* **Exercise requirements**
The records below must be retyped exactly.

[Dataset entries]
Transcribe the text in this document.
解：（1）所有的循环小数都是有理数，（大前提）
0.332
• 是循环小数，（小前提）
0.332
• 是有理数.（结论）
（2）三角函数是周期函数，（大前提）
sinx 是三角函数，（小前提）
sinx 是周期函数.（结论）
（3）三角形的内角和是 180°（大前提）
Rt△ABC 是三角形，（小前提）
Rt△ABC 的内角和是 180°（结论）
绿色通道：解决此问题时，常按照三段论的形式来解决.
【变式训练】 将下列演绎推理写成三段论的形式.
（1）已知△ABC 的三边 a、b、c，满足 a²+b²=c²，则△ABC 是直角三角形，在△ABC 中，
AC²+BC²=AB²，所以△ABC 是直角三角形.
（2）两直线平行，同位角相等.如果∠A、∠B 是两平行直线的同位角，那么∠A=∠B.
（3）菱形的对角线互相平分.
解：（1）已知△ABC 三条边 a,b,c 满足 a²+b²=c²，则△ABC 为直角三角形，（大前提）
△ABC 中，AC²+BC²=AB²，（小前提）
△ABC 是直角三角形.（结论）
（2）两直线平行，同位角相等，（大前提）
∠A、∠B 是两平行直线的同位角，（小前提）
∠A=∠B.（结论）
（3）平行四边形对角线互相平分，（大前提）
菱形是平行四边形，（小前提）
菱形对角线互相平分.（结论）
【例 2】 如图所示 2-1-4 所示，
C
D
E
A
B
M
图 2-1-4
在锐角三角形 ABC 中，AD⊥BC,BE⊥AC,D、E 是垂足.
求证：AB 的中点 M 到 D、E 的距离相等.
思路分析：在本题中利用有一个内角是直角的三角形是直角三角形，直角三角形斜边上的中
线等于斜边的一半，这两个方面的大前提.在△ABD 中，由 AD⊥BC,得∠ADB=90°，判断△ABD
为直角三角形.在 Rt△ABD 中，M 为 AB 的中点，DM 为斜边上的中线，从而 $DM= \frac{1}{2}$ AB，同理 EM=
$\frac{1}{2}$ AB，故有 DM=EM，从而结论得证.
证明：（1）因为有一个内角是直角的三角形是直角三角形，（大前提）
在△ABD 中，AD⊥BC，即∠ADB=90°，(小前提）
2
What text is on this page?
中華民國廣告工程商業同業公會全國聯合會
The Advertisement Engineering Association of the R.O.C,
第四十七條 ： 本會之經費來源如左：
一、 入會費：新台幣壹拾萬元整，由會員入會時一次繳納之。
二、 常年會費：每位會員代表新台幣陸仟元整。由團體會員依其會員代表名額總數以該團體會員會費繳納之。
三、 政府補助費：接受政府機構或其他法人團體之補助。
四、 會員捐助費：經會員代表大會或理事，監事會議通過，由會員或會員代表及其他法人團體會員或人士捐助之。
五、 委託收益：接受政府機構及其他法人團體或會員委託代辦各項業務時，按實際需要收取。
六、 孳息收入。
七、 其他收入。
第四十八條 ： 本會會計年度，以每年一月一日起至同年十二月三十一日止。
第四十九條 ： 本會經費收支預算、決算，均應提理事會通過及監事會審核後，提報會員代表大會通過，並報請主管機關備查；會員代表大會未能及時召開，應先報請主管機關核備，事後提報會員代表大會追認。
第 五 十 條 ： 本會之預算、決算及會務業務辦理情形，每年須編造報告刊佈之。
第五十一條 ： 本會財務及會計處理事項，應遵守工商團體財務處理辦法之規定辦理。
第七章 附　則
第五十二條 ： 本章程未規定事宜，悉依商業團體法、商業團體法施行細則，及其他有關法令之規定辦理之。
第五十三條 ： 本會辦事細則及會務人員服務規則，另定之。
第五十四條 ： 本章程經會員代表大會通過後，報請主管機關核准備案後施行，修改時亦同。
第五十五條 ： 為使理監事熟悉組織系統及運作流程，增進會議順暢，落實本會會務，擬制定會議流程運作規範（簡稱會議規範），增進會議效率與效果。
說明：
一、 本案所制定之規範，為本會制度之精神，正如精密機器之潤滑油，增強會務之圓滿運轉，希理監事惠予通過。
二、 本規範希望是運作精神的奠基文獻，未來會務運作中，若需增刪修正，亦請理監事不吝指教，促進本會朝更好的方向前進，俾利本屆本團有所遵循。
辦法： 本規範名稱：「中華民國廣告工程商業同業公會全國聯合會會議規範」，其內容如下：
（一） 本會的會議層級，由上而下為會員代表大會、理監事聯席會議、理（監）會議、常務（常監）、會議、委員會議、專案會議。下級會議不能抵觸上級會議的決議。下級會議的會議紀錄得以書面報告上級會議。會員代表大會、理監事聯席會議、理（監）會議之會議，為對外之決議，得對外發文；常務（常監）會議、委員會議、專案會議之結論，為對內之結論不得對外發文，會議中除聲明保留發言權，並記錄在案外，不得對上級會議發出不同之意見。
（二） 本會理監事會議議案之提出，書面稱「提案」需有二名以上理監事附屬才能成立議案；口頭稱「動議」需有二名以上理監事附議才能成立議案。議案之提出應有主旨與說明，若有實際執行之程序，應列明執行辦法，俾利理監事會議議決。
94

* **Solution below**
Transcribe the text in this document.
解：（1）所有的循环小数都是有理数，（大前提）
0.332
• 是循环小数，（小前提）
0.332
• 是有理数.（结论）
（2）三角函数是周期函数，（大前提）
sinx 是三角函数，（小前提）
sinx 是周期函数.（结论）
（3）三角形的内角和是 180°（大前提）
Rt△ABC 是三角形，（小前提）
Rt△ABC 的内角和是 180°（结论）
绿色通道：解决此问题时，常按照三段论的形式来解决.
【变式训练】 将下列演绎推理写成三段论的形式.
（1）已知△ABC 的三边 a、b、c，满足 a²+b²=c²，则△ABC 是直角三角形，在△ABC 中，
AC²+BC²=AB²，所以△ABC 是直角三角形.
（2）两直线平行，同位角相等.如果∠A、∠B 是两平行直线的同位角，那么∠A=∠B.
（3）菱形的对角线互相平分.
解：（1）已知△ABC 三条边 a,b,c 满足 a²+b²=c²，则△ABC 为直角三角形，（大前提）
△ABC 中，AC²+BC²=AB²，（小前提）
△ABC 是直角三角形.（结论）
（2）两直线平行，同位角相等，（大前提）
∠A、∠B 是两平行直线的同位角，（小前提）
∠A=∠B.（结论）
（3）平行四边形对角线互相平分，（大前提）
菱形是平行四边形，（小前提）
菱形对角线互相平分.（结论）
【例 2】 如图所示 2-1-4 所示，
C
D
E
A
B
M
图 2-1-4
在锐角三角形 ABC 中，AD⊥BC,BE⊥AC,D、E 是垂足.
求证：AB 的中点 M 到 D、E 的距离相等.
思路分析：在本题中利用有一个内角是直角的三角形是直角三角形，直角三角形斜边上的中
线等于斜边的一半，这两个方面的大前提.在△ABD 中，由 AD⊥BC,得∠ADB=90°，判断△ABD
为直角三角形.在 Rt△ABD 中，M 为 AB 的中点，DM 为斜边上的中线，从而 $DM= \frac{1}{2}$ AB，同理 EM=
$\frac{1}{2}$ AB，故有 DM=EM，从而结论得证.
证明：（1）因为有一个内角是直角的三角形是直角三角形，（大前提）
在△ABD 中，AD⊥BC，即∠ADB=90°，(小前提）
2
What text is on this page?
中華民國廣告工程商業同業公會全國聯合會
The Advertisement Engineering Association of the R.O.C,
第四十七條 ： 本會之經費來源如左：
一、 入會費：新台幣壹拾萬元整，由會員入會時一次繳納之。
二、 常年會費：每位會員代表新台幣陸仟元整。由團體會員依其會員代表名額總數以該團體會員會費繳納之。
三、 政府補助費：接受政府機構或其他法人團體之補助。
四、 會員捐助費：經會員代表大會或理事，監事會議通過，由會員或會員代表及其他法人團體會員或人士捐助之。
五、 委託收益：接受政府機構及其他法人團體或會員委託代辦各項業務時，按實際需要收取。
六、 孳息收入。
七、 其他收入。
第四十八條 ： 本會會計年度，以每年一月一日起至同年十二月三十一日止。
第四十九條 ： 本會經費收支預算、決算，均應提理事會通過及監事會審核後，提報會員代表大會通過，並報請主管機關備查；會員代表大會未能及時召開，應先報請主管機關核備，事後提報會員代表大會追認。
第 五 十 條 ： 本會之預算、決算及會務業務辦理情形，每年須編造報告刊佈之。
第五十一條 ： 本會財務及會計處理事項，應遵守工商團體財務處理辦法之規定辦理。
第七章 附　則
第五十二條 ： 本章程未規定事宜，悉依商業團體法、商業團體法施行細則，及其他有關法令之規定辦理之。
第五十三條 ： 本會辦事細則及會務人員服務規則，另定之。
第五十四條 ： 本章程經會員代表大會通過後，報請主管機關核准備案後施行，修改時亦同。
第五十五條 ： 為使理監事熟悉組織系統及運作流程，增進會議順暢，落實本會會務，擬制定會議流程運作規範（簡稱會議規範），增進會議效率與效果。
說明：
一、 本案所制定之規範，為本會制度之精神，正如精密機器之潤滑油，增強會務之圓滿運轉，希理監事惠予通過。
二、 本規範希望是運作精神的奠基文獻，未來會務運作中，若需增刪修正，亦請理監事不吝指教，促進本會朝更好的方向前進，俾利本屆本團有所遵循。
辦法： 本規範名稱：「中華民國廣告工程商業同業公會全國聯合會會議規範」，其內容如下：
（一） 本會的會議層級，由上而下為會員代表大會、理監事聯席會議、理（監）會議、常務（常監）、會議、委員會議、專案會議。下級會議不能抵觸上級會議的決議。下級會議的會議紀錄得以書面報告上級會議。會員代表大會、理監事聯席會議、理（監）會議之會議，為對外之決議，得對外發文；常務（常監）會議、委員會議、專案會議之結論，為對內之結論不得對外發文，會議中除聲明保留發言權，並記錄在案外，不得對上級會議發出不同之意見。
（二） 本會理監事會議議案之提出，書面稱「提案」需有二名以上理監事附屬才能成立議案；口頭稱「動議」需有二名以上理監事附議才能成立議案。議案之提出應有主旨與說明，若有實際執行之程序，應列明執行辦法，俾利理監事會議議決。
94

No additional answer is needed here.